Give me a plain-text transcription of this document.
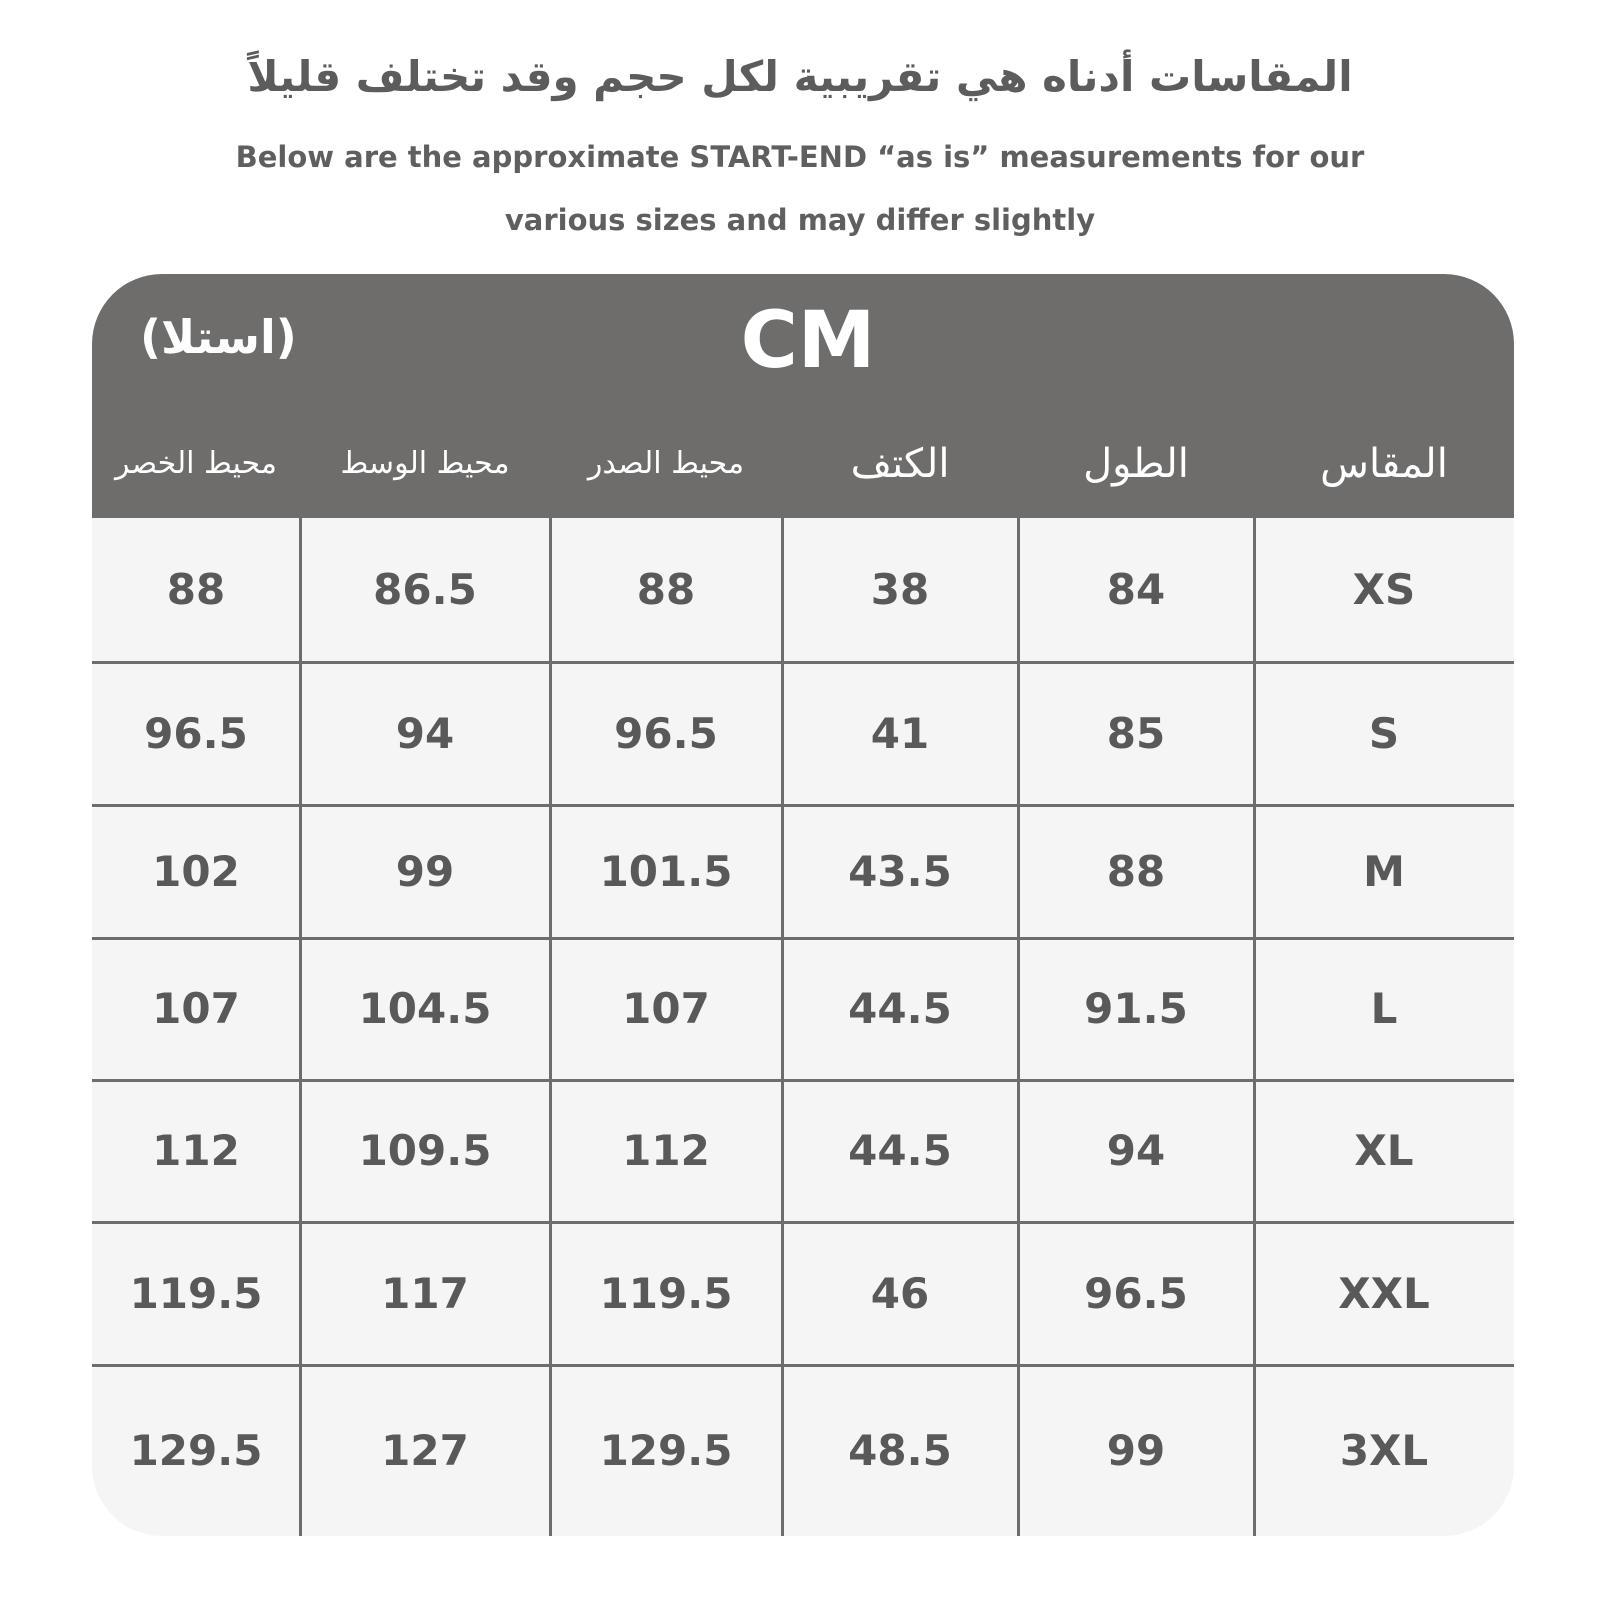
المقاسات أدناه هي تقريبية لكل حجم وقد تختلف قليلاً
Below are the approximate START-END “as is” measurements for our
various sizes and may differ slightly
CM
(استلا)
محيط الخصر	محيط الوسط	محيط الصدر	الكتف	الطول	المقاس
88	86.5	88	38	84	XS
96.5	94	96.5	41	85	S
102	99	101.5	43.5	88	M
107	104.5	107	44.5	91.5	L
112	109.5	112	44.5	94	XL
119.5	117	119.5	46	96.5	XXL
129.5	127	129.5	48.5	99	3XL
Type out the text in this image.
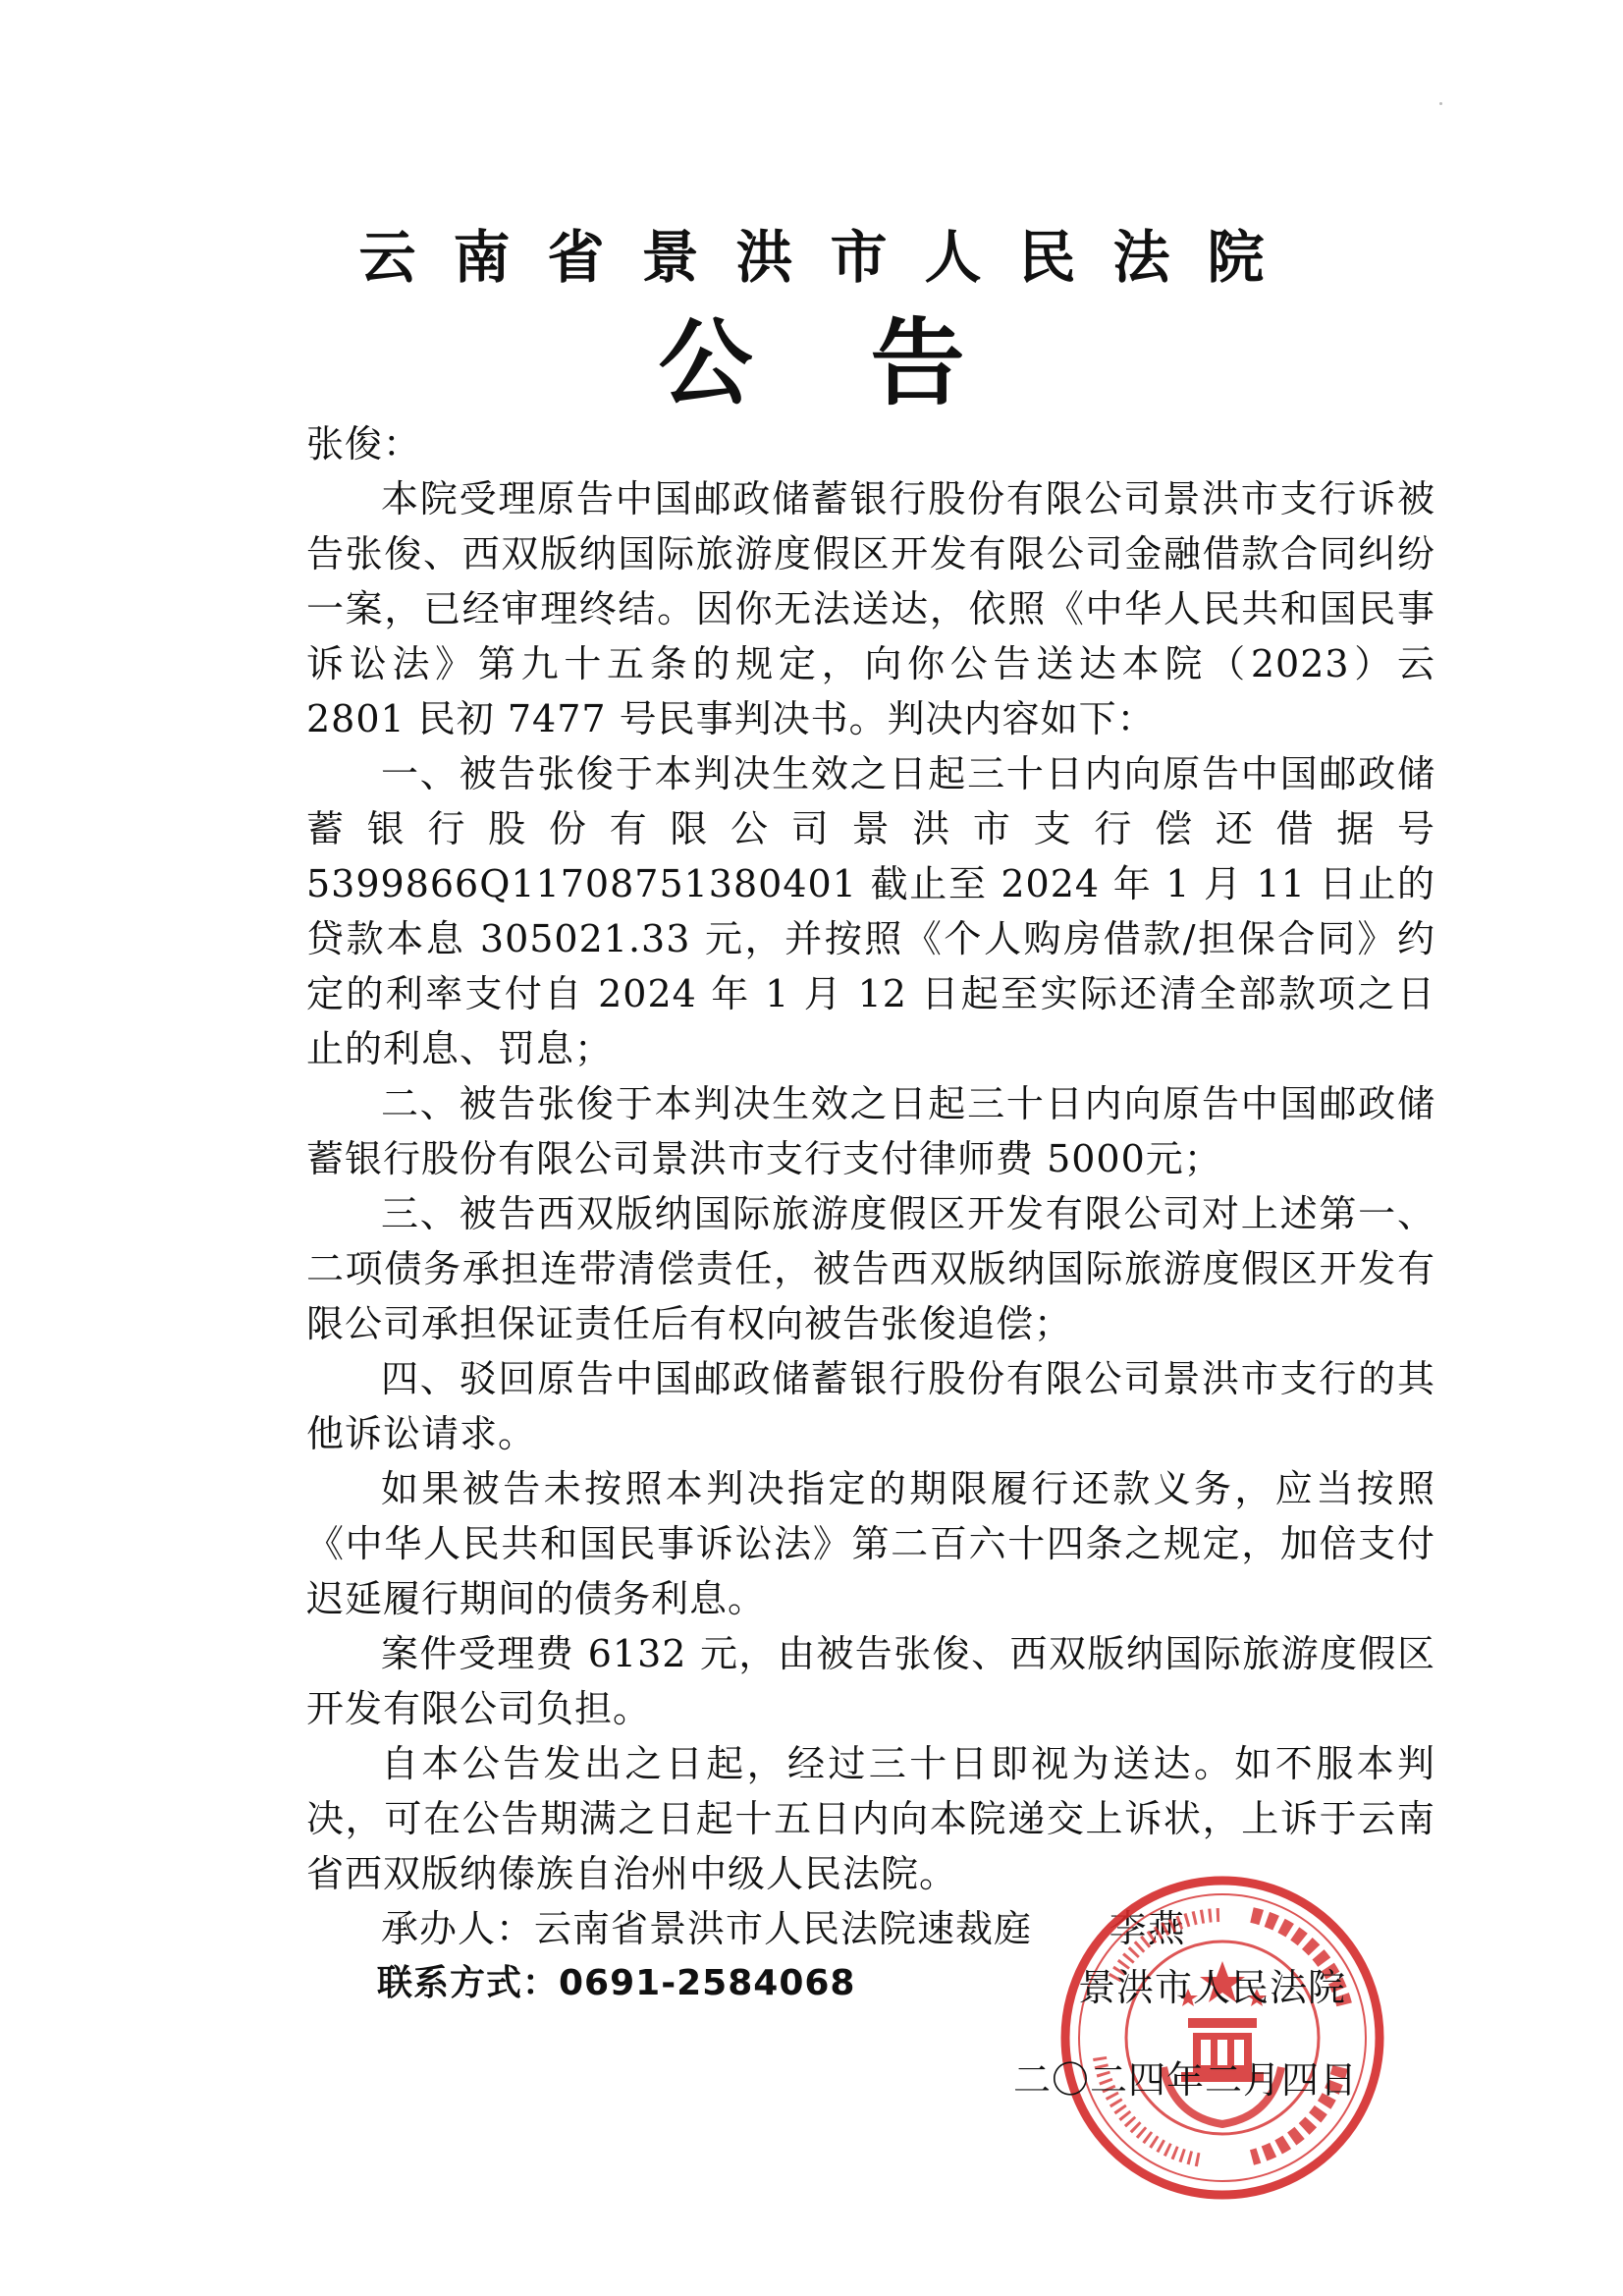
云南省景洪市人民法院
公告

张俊：

本院受理原告中国邮政储蓄银行股份有限公司景洪市支行诉被告张俊、西双版纳国际旅游度假区开发有限公司金融借款合同纠纷一案，已经审理终结。因你无法送达，依照《中华人民共和国民事诉讼法》第九十五条的规定，向你公告送达本院（2023）云 2801 民初 7477 号民事判决书。判决内容如下：

一、被告张俊于本判决生效之日起三十日内向原告中国邮政储蓄银行股份有限公司景洪市支行偿还借据号5399866Q11708751380401 截止至 2024 年 1 月 11 日止的贷款本息 305021.33 元，并按照《个人购房借款/担保合同》约定的利率支付自 2024 年 1 月 12 日起至实际还清全部款项之日止的利息、罚息；

二、被告张俊于本判决生效之日起三十日内向原告中国邮政储蓄银行股份有限公司景洪市支行支付律师费 5000元；

三、被告西双版纳国际旅游度假区开发有限公司对上述第一、二项债务承担连带清偿责任，被告西双版纳国际旅游度假区开发有限公司承担保证责任后有权向被告张俊追偿；

四、驳回原告中国邮政储蓄银行股份有限公司景洪市支行的其他诉讼请求。

如果被告未按照本判决指定的期限履行还款义务，应当按照《中华人民共和国民事诉讼法》第二百六十四条之规定，加倍支付迟延履行期间的债务利息。

案件受理费 6132 元，由被告张俊、西双版纳国际旅游度假区开发有限公司负担。

自本公告发出之日起，经过三十日即视为送达。如不服本判决，可在公告期满之日起十五日内向本院递交上诉状，上诉于云南省西双版纳傣族自治州中级人民法院。

承办人：云南省景洪市人民法院速裁庭      李燕

联系方式：0691-2584068	景洪市人民法院
二〇二四年二月四日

● DO THIS: Are you able to set down all the lines above exactly, without any pictures?

● REPLY:
Give me a plain-text transcription of this document.
المقاسات أدناه هي تقريبية لكل حجم وقد تختلف قليلاً
Below are the approximate START-END “as is” measurements for our
various sizes and may differ slightly
CM
(استلا)
محيط الخصر	محيط الوسط	محيط الصدر	الكتف	الطول	المقاس
88	86.5	88	38	84	XS
96.5	94	96.5	41	85	S
102	99	101.5	43.5	88	M
107	104.5	107	44.5	91.5	L
112	109.5	112	44.5	94	XL
119.5	117	119.5	46	96.5	XXL
129.5	127	129.5	48.5	99	3XL
Type out the text in this image.
云南省景洪市人民法院
公告

张俊：

本院受理原告中国邮政储蓄银行股份有限公司景洪市支行诉被告张俊、西双版纳国际旅游度假区开发有限公司金融借款合同纠纷一案，已经审理终结。因你无法送达，依照《中华人民共和国民事诉讼法》第九十五条的规定，向你公告送达本院（2023）云 2801 民初 7477 号民事判决书。判决内容如下：

一、被告张俊于本判决生效之日起三十日内向原告中国邮政储蓄银行股份有限公司景洪市支行偿还借据号5399866Q11708751380401 截止至 2024 年 1 月 11 日止的贷款本息 305021.33 元，并按照《个人购房借款/担保合同》约定的利率支付自 2024 年 1 月 12 日起至实际还清全部款项之日止的利息、罚息；

二、被告张俊于本判决生效之日起三十日内向原告中国邮政储蓄银行股份有限公司景洪市支行支付律师费 5000元；

三、被告西双版纳国际旅游度假区开发有限公司对上述第一、二项债务承担连带清偿责任，被告西双版纳国际旅游度假区开发有限公司承担保证责任后有权向被告张俊追偿；

四、驳回原告中国邮政储蓄银行股份有限公司景洪市支行的其他诉讼请求。

如果被告未按照本判决指定的期限履行还款义务，应当按照《中华人民共和国民事诉讼法》第二百六十四条之规定，加倍支付迟延履行期间的债务利息。

案件受理费 6132 元，由被告张俊、西双版纳国际旅游度假区开发有限公司负担。

自本公告发出之日起，经过三十日即视为送达。如不服本判决，可在公告期满之日起十五日内向本院递交上诉状，上诉于云南省西双版纳傣族自治州中级人民法院。

承办人：云南省景洪市人民法院速裁庭      李燕

联系方式：0691-2584068	景洪市人民法院
二〇二四年二月四日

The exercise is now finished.